(Records that describe figures)
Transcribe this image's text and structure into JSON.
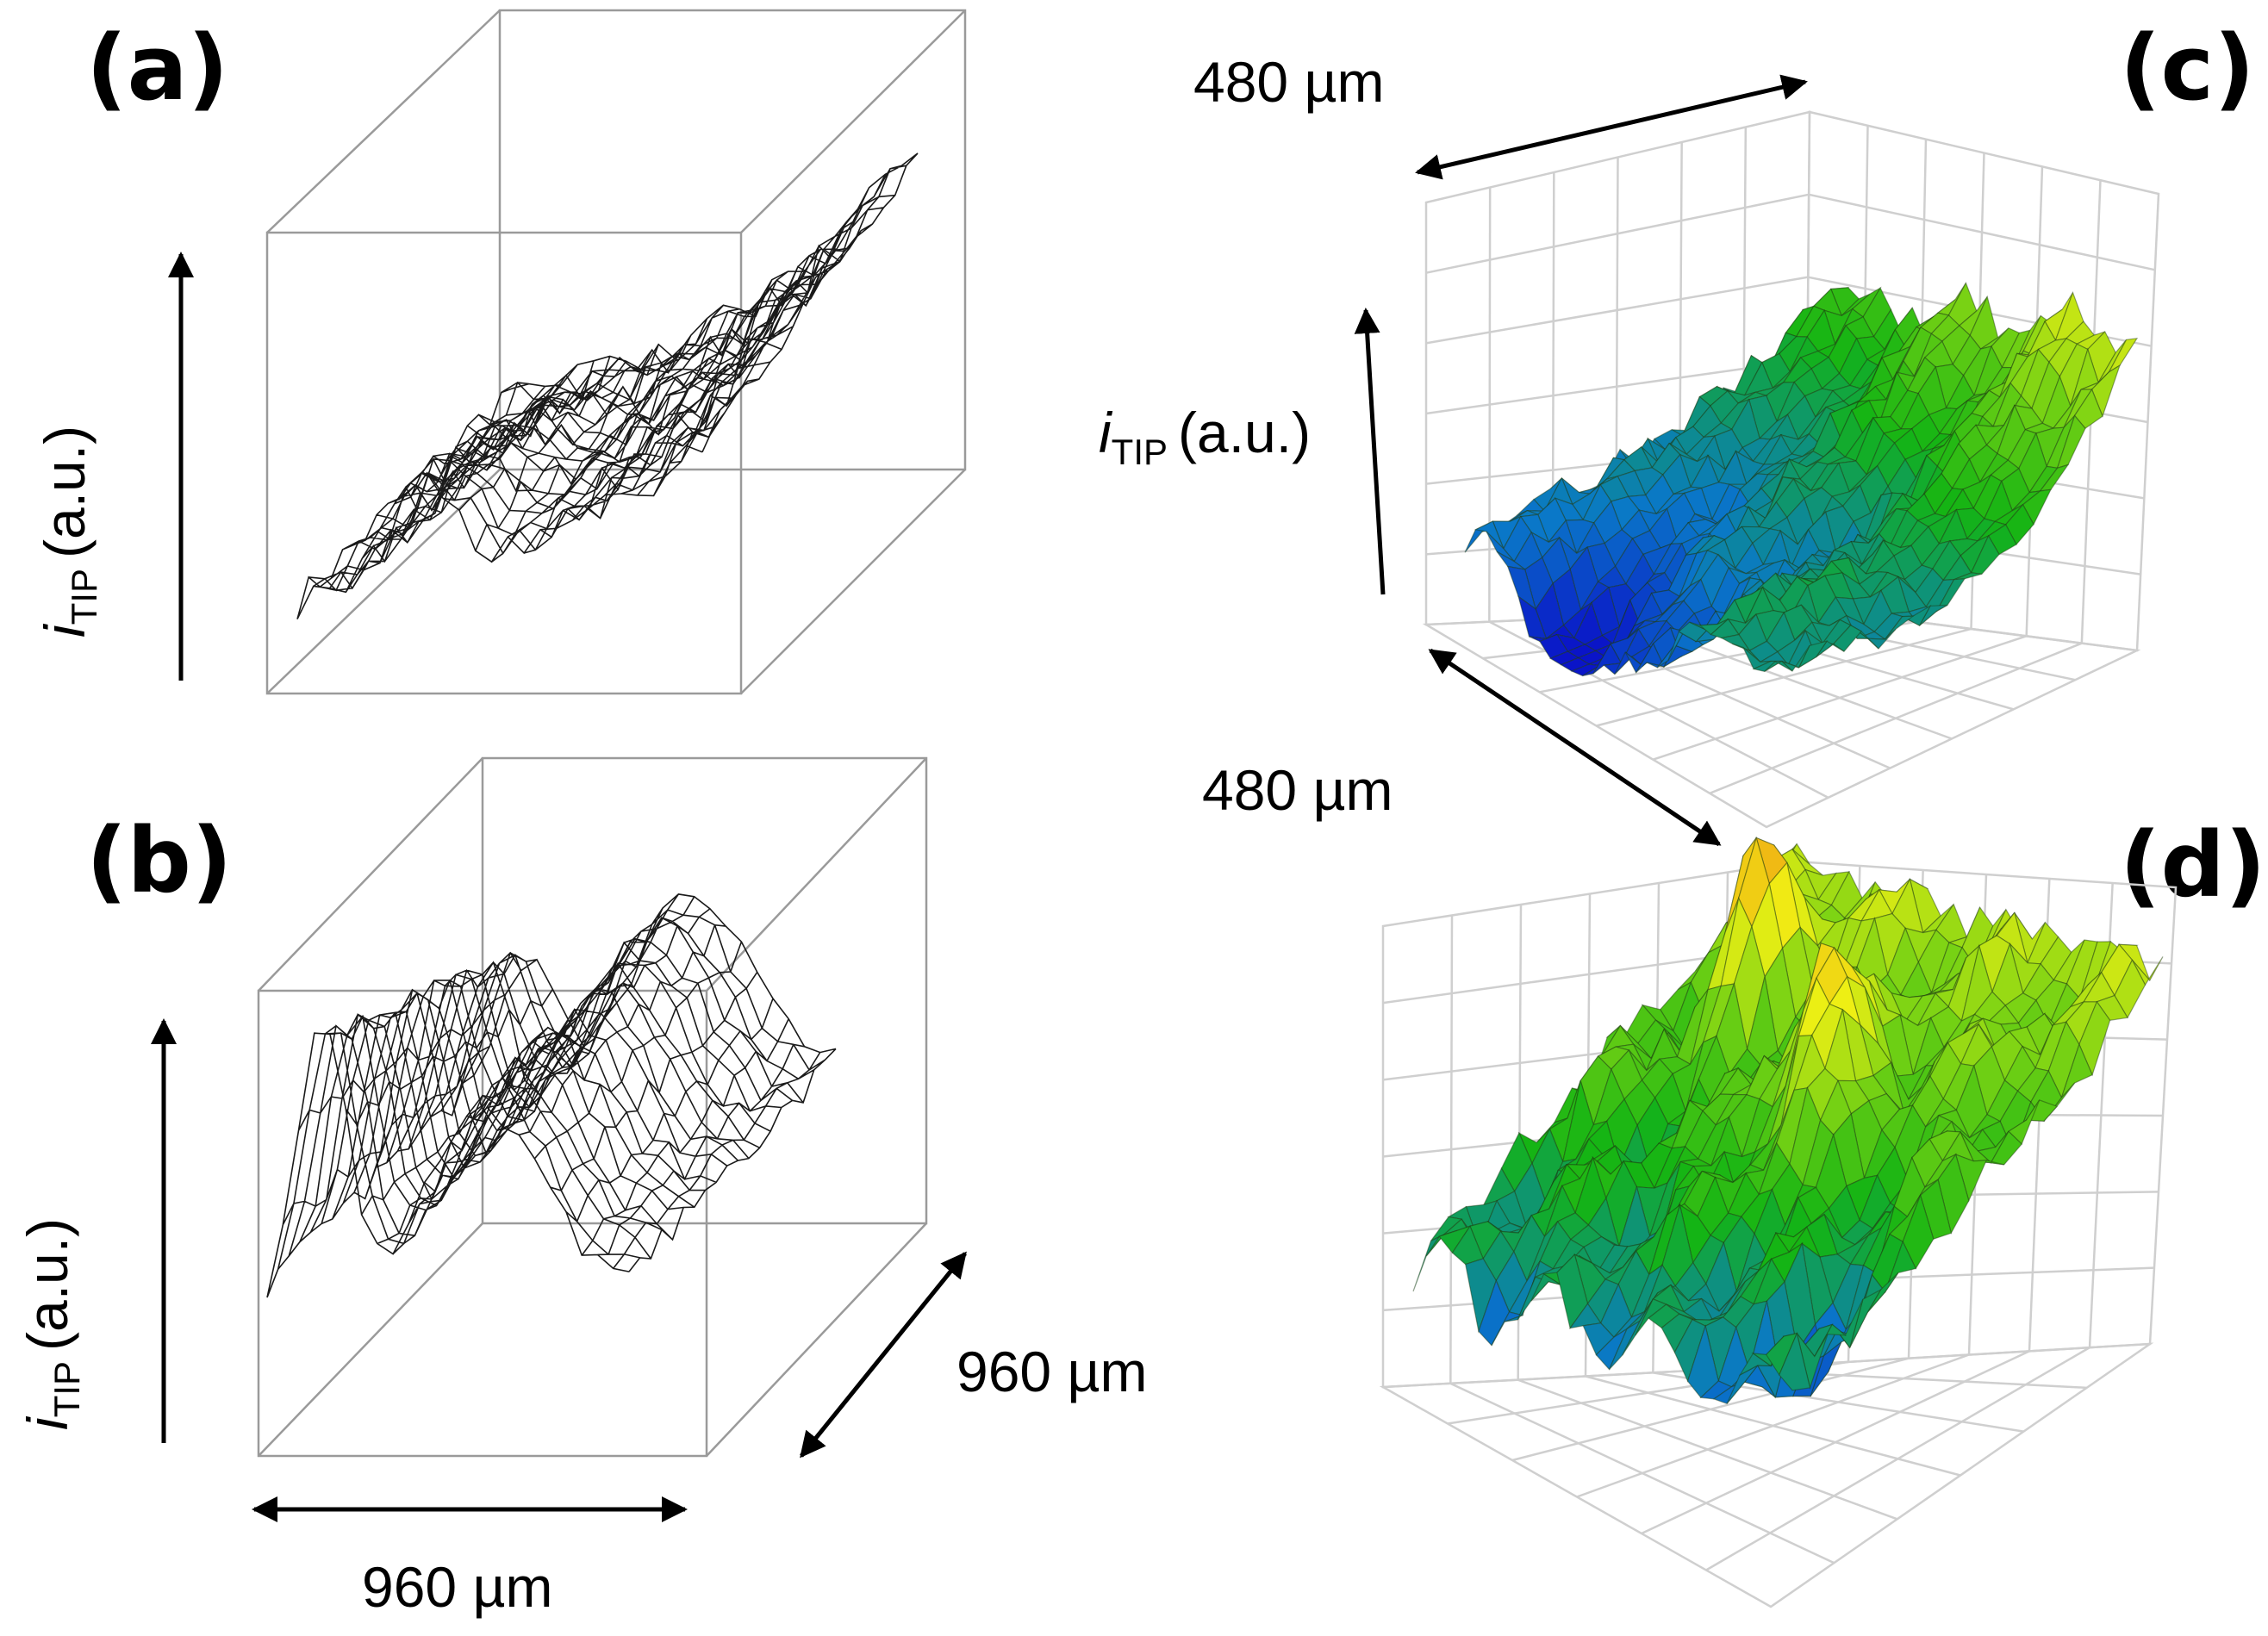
{
  "panels": {
    "a": {
      "label": "(a)",
      "axis_label": {
        "symbol": "i",
        "subscript": "TIP",
        "unit": "(a.u.)"
      },
      "render": "wireframe"
    },
    "b": {
      "label": "(b)",
      "axis_label": {
        "symbol": "i",
        "subscript": "TIP",
        "unit": "(a.u.)"
      },
      "render": "wireframe",
      "dim_x": "960 µm",
      "dim_y": "960 µm"
    },
    "c": {
      "label": "(c)",
      "axis_label": {
        "symbol": "i",
        "subscript": "TIP",
        "unit": "(a.u.)"
      },
      "render": "colored-surface",
      "dim_top": "480 µm",
      "dim_side": "480 µm"
    },
    "d": {
      "label": "(d)",
      "render": "colored-surface"
    }
  },
  "colormap": [
    "#0a14c8",
    "#0a78c8",
    "#14b414",
    "#78d214",
    "#f0f014",
    "#f0a014",
    "#e63214"
  ]
}
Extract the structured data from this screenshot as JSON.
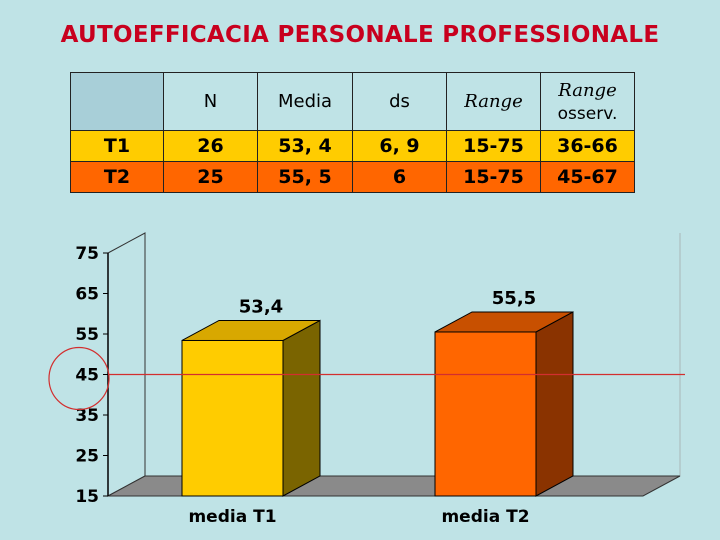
{
  "title": "AUTOEFFICACIA PERSONALE PROFESSIONALE",
  "table": {
    "header": [
      "",
      "N",
      "Media",
      "ds",
      "Range",
      "Range"
    ],
    "header_sub": [
      "",
      "",
      "",
      "",
      "",
      "osserv."
    ],
    "rows": [
      [
        "T1",
        "26",
        "53, 4",
        "6, 9",
        "15-75",
        "36-66"
      ],
      [
        "T2",
        "25",
        "55, 5",
        "6",
        "15-75",
        "45-67"
      ]
    ]
  },
  "colors": {
    "title": "#c8001e",
    "t1": "#ffcc00",
    "t2": "#ff6600",
    "reference_line": "#d22f2f",
    "background": "#bfe3e6"
  },
  "chart_data": {
    "type": "bar",
    "categories": [
      "media T1",
      "media T2"
    ],
    "values": [
      53.4,
      55.5
    ],
    "data_labels": [
      "53,4",
      "55,5"
    ],
    "yticks": [
      "75",
      "65",
      "55",
      "45",
      "35",
      "25",
      "15"
    ],
    "ylim": [
      15,
      75
    ],
    "reference_line": 45,
    "highlighted_tick": "45",
    "bar_style": "3d",
    "title": "",
    "xlabel": "",
    "ylabel": ""
  }
}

### [What the exercise asks]
Copy each line above that contains the string "render".

### [The response]
      "render": "wireframe"
      "render": "wireframe",
      "render": "colored-surface",
      "render": "colored-surface"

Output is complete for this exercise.